EXERCISE: Go through the listing and return every line with "оголошеннях" in it.

DATA FOR THIS EXERCISE:
§

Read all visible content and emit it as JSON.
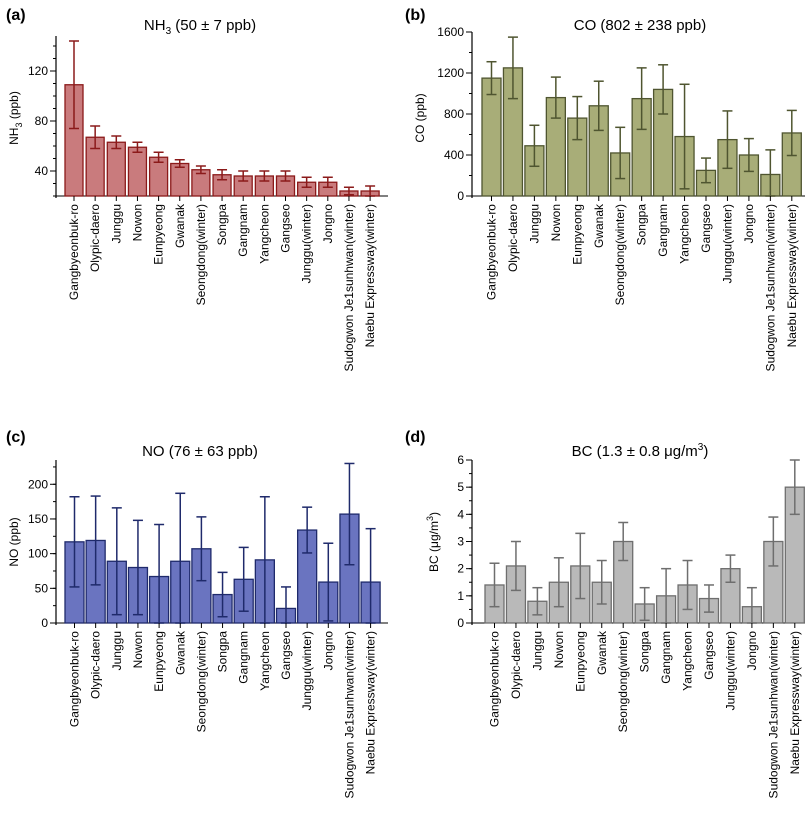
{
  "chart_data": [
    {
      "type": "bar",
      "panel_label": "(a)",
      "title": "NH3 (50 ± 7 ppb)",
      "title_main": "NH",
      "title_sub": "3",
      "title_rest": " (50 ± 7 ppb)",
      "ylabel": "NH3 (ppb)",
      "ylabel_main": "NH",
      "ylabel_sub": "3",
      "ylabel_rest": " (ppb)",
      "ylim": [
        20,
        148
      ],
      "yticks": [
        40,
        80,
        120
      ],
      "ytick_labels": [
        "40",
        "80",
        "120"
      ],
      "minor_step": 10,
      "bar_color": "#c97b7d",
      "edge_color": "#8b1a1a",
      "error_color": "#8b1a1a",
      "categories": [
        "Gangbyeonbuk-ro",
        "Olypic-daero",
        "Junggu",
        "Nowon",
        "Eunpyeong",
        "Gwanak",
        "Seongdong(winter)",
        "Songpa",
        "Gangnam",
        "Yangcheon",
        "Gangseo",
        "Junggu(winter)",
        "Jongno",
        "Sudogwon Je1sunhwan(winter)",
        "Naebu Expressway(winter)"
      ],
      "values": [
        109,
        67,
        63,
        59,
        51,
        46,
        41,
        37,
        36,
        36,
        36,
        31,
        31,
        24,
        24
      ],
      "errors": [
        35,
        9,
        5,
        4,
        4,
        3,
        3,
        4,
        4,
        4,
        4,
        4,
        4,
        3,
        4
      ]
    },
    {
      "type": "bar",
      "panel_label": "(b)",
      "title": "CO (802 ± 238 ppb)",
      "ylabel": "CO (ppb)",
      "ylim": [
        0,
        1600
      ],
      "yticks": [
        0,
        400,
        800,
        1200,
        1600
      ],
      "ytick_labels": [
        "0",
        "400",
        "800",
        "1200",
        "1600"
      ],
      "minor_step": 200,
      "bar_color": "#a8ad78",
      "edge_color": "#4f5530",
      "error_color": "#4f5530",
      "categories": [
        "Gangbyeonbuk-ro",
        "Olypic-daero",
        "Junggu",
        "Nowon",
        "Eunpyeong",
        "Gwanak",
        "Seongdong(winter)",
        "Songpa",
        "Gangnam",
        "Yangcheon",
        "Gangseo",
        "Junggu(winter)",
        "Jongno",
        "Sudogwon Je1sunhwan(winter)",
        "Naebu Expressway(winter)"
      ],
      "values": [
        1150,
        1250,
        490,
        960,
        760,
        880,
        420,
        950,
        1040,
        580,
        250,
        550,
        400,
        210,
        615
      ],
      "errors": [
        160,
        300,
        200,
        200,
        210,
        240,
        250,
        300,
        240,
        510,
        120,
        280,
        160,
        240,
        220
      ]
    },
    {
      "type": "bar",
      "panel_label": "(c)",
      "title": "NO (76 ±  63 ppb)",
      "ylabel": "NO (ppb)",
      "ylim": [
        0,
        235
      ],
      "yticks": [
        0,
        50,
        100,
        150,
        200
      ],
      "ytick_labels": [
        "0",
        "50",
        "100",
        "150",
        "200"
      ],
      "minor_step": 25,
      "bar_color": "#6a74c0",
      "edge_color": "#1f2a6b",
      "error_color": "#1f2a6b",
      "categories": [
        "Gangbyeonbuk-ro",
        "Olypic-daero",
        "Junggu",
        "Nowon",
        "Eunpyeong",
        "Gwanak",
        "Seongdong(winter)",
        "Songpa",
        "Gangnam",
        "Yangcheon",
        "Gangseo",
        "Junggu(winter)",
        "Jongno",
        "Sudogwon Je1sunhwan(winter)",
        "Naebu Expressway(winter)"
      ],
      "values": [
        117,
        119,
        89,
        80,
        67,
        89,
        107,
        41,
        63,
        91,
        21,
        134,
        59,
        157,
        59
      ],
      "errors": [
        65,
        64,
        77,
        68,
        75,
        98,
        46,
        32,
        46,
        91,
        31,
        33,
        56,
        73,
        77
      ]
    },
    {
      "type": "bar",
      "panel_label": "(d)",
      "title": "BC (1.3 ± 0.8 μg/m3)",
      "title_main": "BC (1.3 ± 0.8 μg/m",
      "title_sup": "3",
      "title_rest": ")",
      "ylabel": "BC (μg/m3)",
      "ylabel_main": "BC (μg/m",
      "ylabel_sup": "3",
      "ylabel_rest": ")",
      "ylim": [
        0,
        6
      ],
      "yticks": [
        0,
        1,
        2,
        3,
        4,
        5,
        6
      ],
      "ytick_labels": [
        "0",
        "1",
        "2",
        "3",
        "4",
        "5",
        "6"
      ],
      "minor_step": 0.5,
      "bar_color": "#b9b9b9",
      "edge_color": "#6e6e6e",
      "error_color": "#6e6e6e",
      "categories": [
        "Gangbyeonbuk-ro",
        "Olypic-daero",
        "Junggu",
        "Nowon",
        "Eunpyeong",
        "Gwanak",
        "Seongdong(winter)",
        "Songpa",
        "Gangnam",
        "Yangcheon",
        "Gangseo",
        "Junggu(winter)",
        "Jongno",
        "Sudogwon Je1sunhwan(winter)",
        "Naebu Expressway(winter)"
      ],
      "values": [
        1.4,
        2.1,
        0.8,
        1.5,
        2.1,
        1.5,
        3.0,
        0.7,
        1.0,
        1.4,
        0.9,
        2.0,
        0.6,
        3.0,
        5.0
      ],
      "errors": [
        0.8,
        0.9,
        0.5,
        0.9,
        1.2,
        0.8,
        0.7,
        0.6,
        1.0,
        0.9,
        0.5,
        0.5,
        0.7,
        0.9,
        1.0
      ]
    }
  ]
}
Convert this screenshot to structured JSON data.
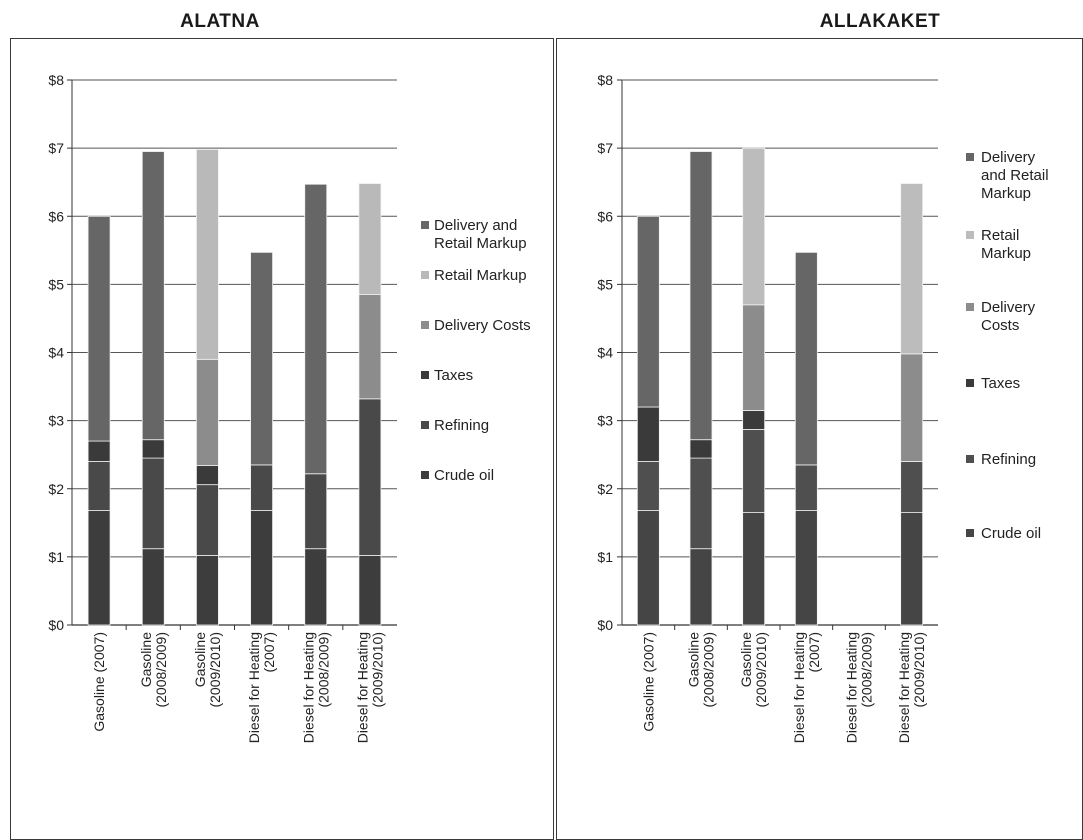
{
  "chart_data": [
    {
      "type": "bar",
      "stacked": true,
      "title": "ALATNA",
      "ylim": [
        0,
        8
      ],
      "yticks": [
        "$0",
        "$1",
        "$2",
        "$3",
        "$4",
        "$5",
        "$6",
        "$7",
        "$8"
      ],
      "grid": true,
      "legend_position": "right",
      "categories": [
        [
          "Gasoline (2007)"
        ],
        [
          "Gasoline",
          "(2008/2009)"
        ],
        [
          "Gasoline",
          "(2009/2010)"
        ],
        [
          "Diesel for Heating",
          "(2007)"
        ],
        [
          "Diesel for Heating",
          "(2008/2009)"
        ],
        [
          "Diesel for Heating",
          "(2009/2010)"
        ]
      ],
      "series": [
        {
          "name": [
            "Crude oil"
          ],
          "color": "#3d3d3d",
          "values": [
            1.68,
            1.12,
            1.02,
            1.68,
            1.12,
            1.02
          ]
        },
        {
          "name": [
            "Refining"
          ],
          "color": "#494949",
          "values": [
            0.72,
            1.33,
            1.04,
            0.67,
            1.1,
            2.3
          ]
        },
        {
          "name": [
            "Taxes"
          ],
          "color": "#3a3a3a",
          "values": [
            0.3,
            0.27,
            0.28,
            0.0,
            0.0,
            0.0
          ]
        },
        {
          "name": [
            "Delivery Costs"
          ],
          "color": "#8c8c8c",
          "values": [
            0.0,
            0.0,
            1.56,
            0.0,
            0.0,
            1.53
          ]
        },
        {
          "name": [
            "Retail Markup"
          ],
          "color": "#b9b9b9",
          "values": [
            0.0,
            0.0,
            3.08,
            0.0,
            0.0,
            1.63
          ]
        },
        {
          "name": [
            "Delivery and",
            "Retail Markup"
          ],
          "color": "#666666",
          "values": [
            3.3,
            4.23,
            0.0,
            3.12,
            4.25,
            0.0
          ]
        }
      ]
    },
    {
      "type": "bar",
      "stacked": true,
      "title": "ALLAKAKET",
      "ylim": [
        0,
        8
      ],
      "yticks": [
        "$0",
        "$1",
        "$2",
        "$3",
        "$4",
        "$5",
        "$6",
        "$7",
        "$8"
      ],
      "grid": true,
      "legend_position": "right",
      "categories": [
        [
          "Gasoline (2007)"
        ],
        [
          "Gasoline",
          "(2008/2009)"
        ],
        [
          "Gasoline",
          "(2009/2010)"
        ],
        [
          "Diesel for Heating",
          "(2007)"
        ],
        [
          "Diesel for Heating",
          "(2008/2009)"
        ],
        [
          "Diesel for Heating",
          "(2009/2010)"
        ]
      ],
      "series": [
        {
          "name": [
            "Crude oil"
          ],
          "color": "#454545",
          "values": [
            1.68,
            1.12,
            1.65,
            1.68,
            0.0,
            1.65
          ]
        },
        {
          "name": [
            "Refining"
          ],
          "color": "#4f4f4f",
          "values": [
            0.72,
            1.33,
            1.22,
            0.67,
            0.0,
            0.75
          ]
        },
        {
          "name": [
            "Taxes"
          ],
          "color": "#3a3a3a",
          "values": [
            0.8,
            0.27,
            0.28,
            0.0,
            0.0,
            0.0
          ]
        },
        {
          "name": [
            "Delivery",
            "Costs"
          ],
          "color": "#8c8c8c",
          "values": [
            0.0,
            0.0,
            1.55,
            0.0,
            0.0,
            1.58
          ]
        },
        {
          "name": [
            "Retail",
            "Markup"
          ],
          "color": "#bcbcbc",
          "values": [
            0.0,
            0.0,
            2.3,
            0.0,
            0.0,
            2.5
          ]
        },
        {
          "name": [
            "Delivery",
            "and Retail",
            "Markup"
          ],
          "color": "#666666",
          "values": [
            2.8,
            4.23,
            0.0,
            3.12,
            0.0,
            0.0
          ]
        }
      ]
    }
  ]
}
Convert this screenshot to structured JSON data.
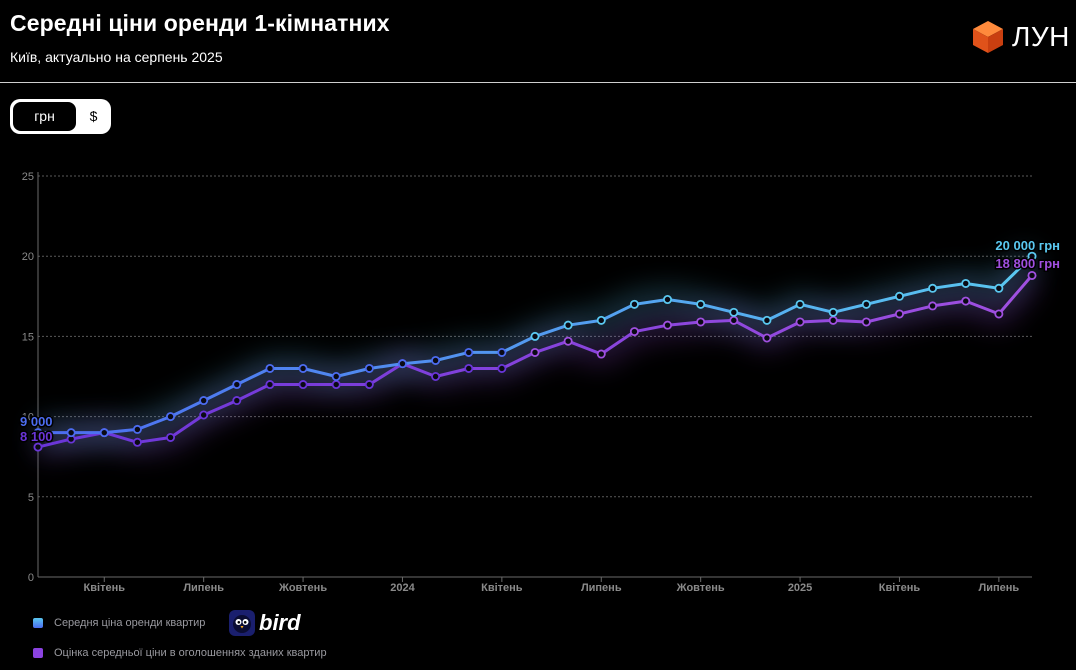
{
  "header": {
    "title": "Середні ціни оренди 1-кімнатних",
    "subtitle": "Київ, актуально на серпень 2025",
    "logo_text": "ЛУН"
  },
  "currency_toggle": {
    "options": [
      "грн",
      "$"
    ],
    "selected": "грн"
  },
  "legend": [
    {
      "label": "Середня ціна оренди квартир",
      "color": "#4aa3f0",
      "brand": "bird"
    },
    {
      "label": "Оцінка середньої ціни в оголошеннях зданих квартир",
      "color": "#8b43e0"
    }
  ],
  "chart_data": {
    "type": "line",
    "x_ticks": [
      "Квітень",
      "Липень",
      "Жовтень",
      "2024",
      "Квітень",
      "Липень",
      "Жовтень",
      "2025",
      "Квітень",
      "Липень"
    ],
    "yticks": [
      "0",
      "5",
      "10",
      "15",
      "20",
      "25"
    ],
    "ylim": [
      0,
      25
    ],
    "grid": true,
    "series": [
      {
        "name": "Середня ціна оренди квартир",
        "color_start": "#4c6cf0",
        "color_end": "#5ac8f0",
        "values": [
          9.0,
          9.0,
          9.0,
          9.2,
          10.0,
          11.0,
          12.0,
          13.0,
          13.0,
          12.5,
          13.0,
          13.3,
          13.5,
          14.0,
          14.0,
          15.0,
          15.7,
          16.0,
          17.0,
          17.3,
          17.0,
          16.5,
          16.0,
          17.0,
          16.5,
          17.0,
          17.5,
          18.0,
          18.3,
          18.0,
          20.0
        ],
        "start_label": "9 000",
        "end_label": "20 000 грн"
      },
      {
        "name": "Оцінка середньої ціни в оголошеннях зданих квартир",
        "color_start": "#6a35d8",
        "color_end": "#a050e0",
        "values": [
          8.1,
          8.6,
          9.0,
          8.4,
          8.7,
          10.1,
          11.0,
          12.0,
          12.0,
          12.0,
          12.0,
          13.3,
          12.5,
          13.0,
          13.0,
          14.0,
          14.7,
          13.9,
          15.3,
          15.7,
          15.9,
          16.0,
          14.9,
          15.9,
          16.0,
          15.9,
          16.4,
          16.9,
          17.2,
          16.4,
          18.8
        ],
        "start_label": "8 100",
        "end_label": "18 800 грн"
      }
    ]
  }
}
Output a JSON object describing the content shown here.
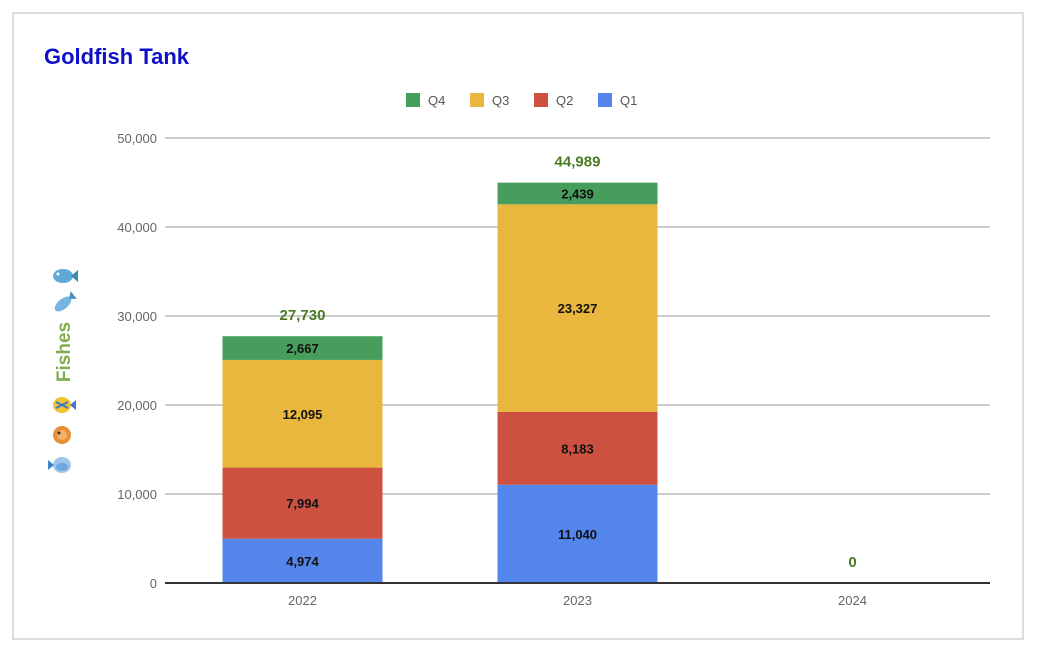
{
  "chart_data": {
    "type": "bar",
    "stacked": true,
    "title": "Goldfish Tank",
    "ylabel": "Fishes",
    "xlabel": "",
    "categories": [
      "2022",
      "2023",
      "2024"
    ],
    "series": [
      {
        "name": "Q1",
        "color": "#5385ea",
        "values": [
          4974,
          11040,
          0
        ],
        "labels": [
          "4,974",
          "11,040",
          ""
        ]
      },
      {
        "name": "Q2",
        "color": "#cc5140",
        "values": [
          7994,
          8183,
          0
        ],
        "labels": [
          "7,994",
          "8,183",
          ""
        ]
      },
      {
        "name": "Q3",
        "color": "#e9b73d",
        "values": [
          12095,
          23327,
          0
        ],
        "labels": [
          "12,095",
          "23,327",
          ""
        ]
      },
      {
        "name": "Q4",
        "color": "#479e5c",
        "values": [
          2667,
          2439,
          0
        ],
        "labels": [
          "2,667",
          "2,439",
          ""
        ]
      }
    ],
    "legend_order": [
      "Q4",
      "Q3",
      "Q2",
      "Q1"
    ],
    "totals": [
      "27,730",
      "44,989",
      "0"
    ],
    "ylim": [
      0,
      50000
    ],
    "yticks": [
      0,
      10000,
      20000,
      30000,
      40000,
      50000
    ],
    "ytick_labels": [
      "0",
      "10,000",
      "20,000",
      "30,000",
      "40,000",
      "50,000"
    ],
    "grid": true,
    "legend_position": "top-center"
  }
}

§

RESPONSE TO THE EXERCISE:
      "label": "Оцінка середньої ціни в оголошеннях зданих квартир",
        "name": "Оцінка середньої ціни в оголошеннях зданих квартир",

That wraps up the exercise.